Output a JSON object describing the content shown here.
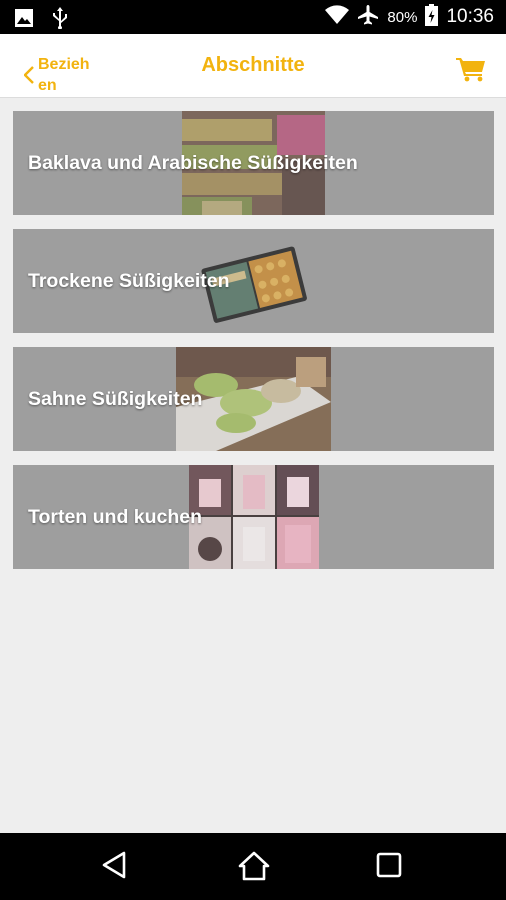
{
  "status_bar": {
    "battery_percent": "80%",
    "time": "10:36",
    "icons": [
      "image-icon",
      "usb-icon",
      "wifi-icon",
      "airplane-icon",
      "battery-icon"
    ]
  },
  "app_bar": {
    "back_label": "Beziehen",
    "title": "Abschnitte",
    "cart_icon": "shopping-cart-icon"
  },
  "sections": [
    {
      "label": "Baklava und Arabische Süßigkeiten",
      "image": "baklava-trays-photo"
    },
    {
      "label": "Trockene Süßigkeiten",
      "image": "dry-sweets-box-photo"
    },
    {
      "label": "Sahne Süßigkeiten",
      "image": "cream-sweets-plate-photo"
    },
    {
      "label": "Torten und kuchen",
      "image": "cakes-collage-photo"
    }
  ],
  "nav_bar": {
    "buttons": [
      "back-triangle-icon",
      "home-icon",
      "recents-square-icon"
    ]
  },
  "colors": {
    "accent": "#f2b30f",
    "item_background": "#9e9e9e",
    "page_background": "#eeeeee"
  }
}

Brief
Reproduce every line precisely as given, omitting all pictures.

Written reply
Output a JSON object describing the content shown here.
{
  "status_bar": {
    "battery_percent": "80%",
    "time": "10:36",
    "icons": [
      "image-icon",
      "usb-icon",
      "wifi-icon",
      "airplane-icon",
      "battery-icon"
    ]
  },
  "app_bar": {
    "back_label": "Beziehen",
    "title": "Abschnitte",
    "cart_icon": "shopping-cart-icon"
  },
  "sections": [
    {
      "label": "Baklava und Arabische Süßigkeiten",
      "image": "baklava-trays-photo"
    },
    {
      "label": "Trockene Süßigkeiten",
      "image": "dry-sweets-box-photo"
    },
    {
      "label": "Sahne Süßigkeiten",
      "image": "cream-sweets-plate-photo"
    },
    {
      "label": "Torten und kuchen",
      "image": "cakes-collage-photo"
    }
  ],
  "nav_bar": {
    "buttons": [
      "back-triangle-icon",
      "home-icon",
      "recents-square-icon"
    ]
  },
  "colors": {
    "accent": "#f2b30f",
    "item_background": "#9e9e9e",
    "page_background": "#eeeeee"
  }
}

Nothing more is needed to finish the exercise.